◆ WHAT IS EXPECTED ◆
Each line of the listing must be transcribed exactly, except for the images, which should be excluded.

◆ RECORDS ◆
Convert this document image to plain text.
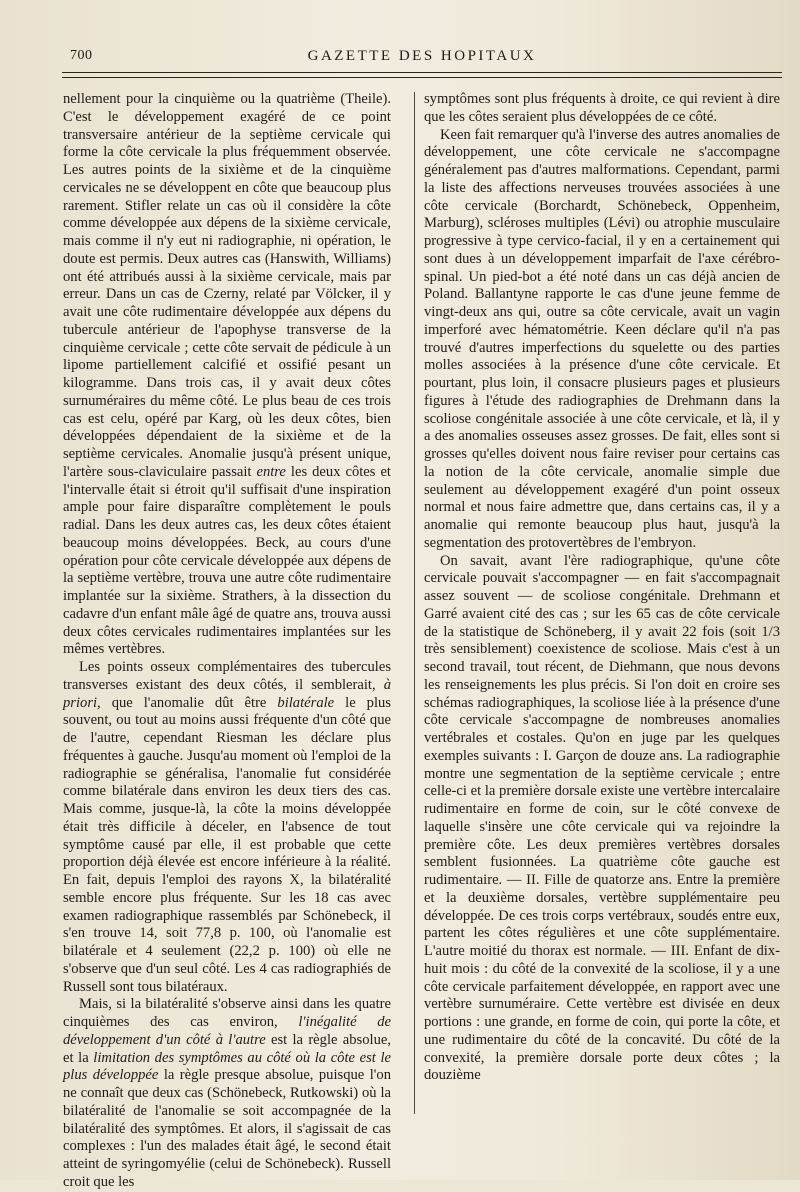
700	GAZETTE DES HOPITAUX

nellement pour la cinquième ou la quatrième (Theile). C'est le développement exagéré de ce point transversaire antérieur de la septième cervicale qui forme la côte cervicale la plus fréquemment observée. Les autres points de la sixième et de la cinquième cervicales ne se développent en côte que beaucoup plus rarement. Stifler relate un cas où il considère la côte comme développée aux dépens de la sixième cervicale, mais comme il n'y eut ni radiographie, ni opération, le doute est permis. Deux autres cas (Hanswith, Williams) ont été attribués aussi à la sixième cervicale, mais par erreur. Dans un cas de Czerny, relaté par Völcker, il y avait une côte rudimentaire développée aux dépens du tubercule antérieur de l'apophyse transverse de la cinquième cervicale ; cette côte servait de pédicule à un lipome partiellement calcifié et ossifié pesant un kilogramme. Dans trois cas, il y avait deux côtes surnuméraires du même côté. Le plus beau de ces trois cas est celu, opéré par Karg, où les deux côtes, bien développées dépendaient de la sixième et de la septième cervicales. Anomalie jusqu'à présent unique, l'artère sous-claviculaire passait entre les deux côtes et l'intervalle était si étroit qu'il suffisait d'une inspiration ample pour faire disparaître complètement le pouls radial. Dans les deux autres cas, les deux côtes étaient beaucoup moins développées. Beck, au cours d'une opération pour côte cervicale développée aux dépens de la septième vertèbre, trouva une autre côte rudimentaire implantée sur la sixième. Strathers, à la dissection du cadavre d'un enfant mâle âgé de quatre ans, trouva aussi deux côtes cervicales rudimentaires implantées sur les mêmes vertèbres.

Les points osseux complémentaires des tubercules transverses existant des deux côtés, il semblerait, à priori, que l'anomalie dût être bilatérale le plus souvent, ou tout au moins aussi fréquente d'un côté que de l'autre, cependant Riesman les déclare plus fréquentes à gauche. Jusqu'au moment où l'emploi de la radiographie se généralisa, l'anomalie fut considérée comme bilatérale dans environ les deux tiers des cas. Mais comme, jusque-là, la côte la moins développée était très difficile à déceler, en l'absence de tout symptôme causé par elle, il est probable que cette proportion déjà élevée est encore inférieure à la réalité. En fait, depuis l'emploi des rayons X, la bilatéralité semble encore plus fréquente. Sur les 18 cas avec examen radiographique rassemblés par Schönebeck, il s'en trouve 14, soit 77,8 p. 100, où l'anomalie est bilatérale et 4 seulement (22,2 p. 100) où elle ne s'observe que d'un seul côté. Les 4 cas radiographiés de Russell sont tous bilatéraux.

Mais, si la bilatéralité s'observe ainsi dans les quatre cinquièmes des cas environ, l'inégalité de développement d'un côté à l'autre est la règle absolue, et la limitation des symptômes au côté où la côte est le plus développée la règle presque absolue, puisque l'on ne connaît que deux cas (Schönebeck, Rutkowski) où la bilatéralité de l'anomalie se soit accompagnée de la bilatéralité des symptômes. Et alors, il s'agissait de cas complexes : l'un des malades était âgé, le second était atteint de syringomyélie (celui de Schönebeck). Russell croit que les

symptômes sont plus fréquents à droite, ce qui revient à dire que les côtes seraient plus développées de ce côté.

Keen fait remarquer qu'à l'inverse des autres anomalies de développement, une côte cervicale ne s'accompagne généralement pas d'autres malformations. Cependant, parmi la liste des affections nerveuses trouvées associées à une côte cervicale (Borchardt, Schönebeck, Oppenheim, Marburg), scléroses multiples (Lévi) ou atrophie musculaire progressive à type cervico-facial, il y en a certainement qui sont dues à un développement imparfait de l'axe cérébro-spinal. Un pied-bot a été noté dans un cas déjà ancien de Poland. Ballantyne rapporte le cas d'une jeune femme de vingt-deux ans qui, outre sa côte cervicale, avait un vagin imperforé avec hématométrie. Keen déclare qu'il n'a pas trouvé d'autres imperfections du squelette ou des parties molles associées à la présence d'une côte cervicale. Et pourtant, plus loin, il consacre plusieurs pages et plusieurs figures à l'étude des radiographies de Drehmann dans la scoliose congénitale associée à une côte cervicale, et là, il y a des anomalies osseuses assez grosses. De fait, elles sont si grosses qu'elles doivent nous faire reviser pour certains cas la notion de la côte cervicale, anomalie simple due seulement au développement exagéré d'un point osseux normal et nous faire admettre que, dans certains cas, il y a anomalie qui remonte beaucoup plus haut, jusqu'à la segmentation des protovertèbres de l'embryon.

On savait, avant l'ère radiographique, qu'une côte cervicale pouvait s'accompagner — en fait s'accompagnait assez souvent — de scoliose congénitale. Drehmann et Garré avaient cité des cas ; sur les 65 cas de côte cervicale de la statistique de Schöneberg, il y avait 22 fois (soit 1/3 très sensiblement) coexistence de scoliose. Mais c'est à un second travail, tout récent, de Diehmann, que nous devons les renseignements les plus précis. Si l'on doit en croire ses schémas radiographiques, la scoliose liée à la présence d'une côte cervicale s'accompagne de nombreuses anomalies vertébrales et costales. Qu'on en juge par les quelques exemples suivants : I. Garçon de douze ans. La radiographie montre une segmentation de la septième cervicale ; entre celle-ci et la première dorsale existe une vertèbre intercalaire rudimentaire en forme de coin, sur le côté convexe de laquelle s'insère une côte cervicale qui va rejoindre la première côte. Les deux premières vertèbres dorsales semblent fusionnées. La quatrième côte gauche est rudimentaire. — II. Fille de quatorze ans. Entre la première et la deuxième dorsales, vertèbre supplémentaire peu développée. De ces trois corps vertébraux, soudés entre eux, partent les côtes régulières et une côte supplémentaire. L'autre moitié du thorax est normale. — III. Enfant de dix-huit mois : du côté de la convexité de la scoliose, il y a une côte cervicale parfaitement développée, en rapport avec une vertèbre surnuméraire. Cette vertèbre est divisée en deux portions : une grande, en forme de coin, qui porte la côte, et une rudimentaire du côté de la concavité. Du côté de la convexité, la première dorsale porte deux côtes ; la douzième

◆ EXERCISE SOLUTION ◆
Convert this document image to plain text.
700	GAZETTE DES HOPITAUX

nellement pour la cinquième ou la quatrième (Theile). C'est le développement exagéré de ce point transversaire antérieur de la septième cervicale qui forme la côte cervicale la plus fréquemment observée. Les autres points de la sixième et de la cinquième cervicales ne se développent en côte que beaucoup plus rarement. Stifler relate un cas où il considère la côte comme développée aux dépens de la sixième cervicale, mais comme il n'y eut ni radiographie, ni opération, le doute est permis. Deux autres cas (Hanswith, Williams) ont été attribués aussi à la sixième cervicale, mais par erreur. Dans un cas de Czerny, relaté par Völcker, il y avait une côte rudimentaire développée aux dépens du tubercule antérieur de l'apophyse transverse de la cinquième cervicale ; cette côte servait de pédicule à un lipome partiellement calcifié et ossifié pesant un kilogramme. Dans trois cas, il y avait deux côtes surnuméraires du même côté. Le plus beau de ces trois cas est celu, opéré par Karg, où les deux côtes, bien développées dépendaient de la sixième et de la septième cervicales. Anomalie jusqu'à présent unique, l'artère sous-claviculaire passait entre les deux côtes et l'intervalle était si étroit qu'il suffisait d'une inspiration ample pour faire disparaître complètement le pouls radial. Dans les deux autres cas, les deux côtes étaient beaucoup moins développées. Beck, au cours d'une opération pour côte cervicale développée aux dépens de la septième vertèbre, trouva une autre côte rudimentaire implantée sur la sixième. Strathers, à la dissection du cadavre d'un enfant mâle âgé de quatre ans, trouva aussi deux côtes cervicales rudimentaires implantées sur les mêmes vertèbres.

Les points osseux complémentaires des tubercules transverses existant des deux côtés, il semblerait, à priori, que l'anomalie dût être bilatérale le plus souvent, ou tout au moins aussi fréquente d'un côté que de l'autre, cependant Riesman les déclare plus fréquentes à gauche. Jusqu'au moment où l'emploi de la radiographie se généralisa, l'anomalie fut considérée comme bilatérale dans environ les deux tiers des cas. Mais comme, jusque-là, la côte la moins développée était très difficile à déceler, en l'absence de tout symptôme causé par elle, il est probable que cette proportion déjà élevée est encore inférieure à la réalité. En fait, depuis l'emploi des rayons X, la bilatéralité semble encore plus fréquente. Sur les 18 cas avec examen radiographique rassemblés par Schönebeck, il s'en trouve 14, soit 77,8 p. 100, où l'anomalie est bilatérale et 4 seulement (22,2 p. 100) où elle ne s'observe que d'un seul côté. Les 4 cas radiographiés de Russell sont tous bilatéraux.

Mais, si la bilatéralité s'observe ainsi dans les quatre cinquièmes des cas environ, l'inégalité de développement d'un côté à l'autre est la règle absolue, et la limitation des symptômes au côté où la côte est le plus développée la règle presque absolue, puisque l'on ne connaît que deux cas (Schönebeck, Rutkowski) où la bilatéralité de l'anomalie se soit accompagnée de la bilatéralité des symptômes. Et alors, il s'agissait de cas complexes : l'un des malades était âgé, le second était atteint de syringomyélie (celui de Schönebeck). Russell croit que les

symptômes sont plus fréquents à droite, ce qui revient à dire que les côtes seraient plus développées de ce côté.

Keen fait remarquer qu'à l'inverse des autres anomalies de développement, une côte cervicale ne s'accompagne généralement pas d'autres malformations. Cependant, parmi la liste des affections nerveuses trouvées associées à une côte cervicale (Borchardt, Schönebeck, Oppenheim, Marburg), scléroses multiples (Lévi) ou atrophie musculaire progressive à type cervico-facial, il y en a certainement qui sont dues à un développement imparfait de l'axe cérébro-spinal. Un pied-bot a été noté dans un cas déjà ancien de Poland. Ballantyne rapporte le cas d'une jeune femme de vingt-deux ans qui, outre sa côte cervicale, avait un vagin imperforé avec hématométrie. Keen déclare qu'il n'a pas trouvé d'autres imperfections du squelette ou des parties molles associées à la présence d'une côte cervicale. Et pourtant, plus loin, il consacre plusieurs pages et plusieurs figures à l'étude des radiographies de Drehmann dans la scoliose congénitale associée à une côte cervicale, et là, il y a des anomalies osseuses assez grosses. De fait, elles sont si grosses qu'elles doivent nous faire reviser pour certains cas la notion de la côte cervicale, anomalie simple due seulement au développement exagéré d'un point osseux normal et nous faire admettre que, dans certains cas, il y a anomalie qui remonte beaucoup plus haut, jusqu'à la segmentation des protovertèbres de l'embryon.

On savait, avant l'ère radiographique, qu'une côte cervicale pouvait s'accompagner — en fait s'accompagnait assez souvent — de scoliose congénitale. Drehmann et Garré avaient cité des cas ; sur les 65 cas de côte cervicale de la statistique de Schöneberg, il y avait 22 fois (soit 1/3 très sensiblement) coexistence de scoliose. Mais c'est à un second travail, tout récent, de Diehmann, que nous devons les renseignements les plus précis. Si l'on doit en croire ses schémas radiographiques, la scoliose liée à la présence d'une côte cervicale s'accompagne de nombreuses anomalies vertébrales et costales. Qu'on en juge par les quelques exemples suivants : I. Garçon de douze ans. La radiographie montre une segmentation de la septième cervicale ; entre celle-ci et la première dorsale existe une vertèbre intercalaire rudimentaire en forme de coin, sur le côté convexe de laquelle s'insère une côte cervicale qui va rejoindre la première côte. Les deux premières vertèbres dorsales semblent fusionnées. La quatrième côte gauche est rudimentaire. — II. Fille de quatorze ans. Entre la première et la deuxième dorsales, vertèbre supplémentaire peu développée. De ces trois corps vertébraux, soudés entre eux, partent les côtes régulières et une côte supplémentaire. L'autre moitié du thorax est normale. — III. Enfant de dix-huit mois : du côté de la convexité de la scoliose, il y a une côte cervicale parfaitement développée, en rapport avec une vertèbre surnuméraire. Cette vertèbre est divisée en deux portions : une grande, en forme de coin, qui porte la côte, et une rudimentaire du côté de la concavité. Du côté de la convexité, la première dorsale porte deux côtes ; la douzième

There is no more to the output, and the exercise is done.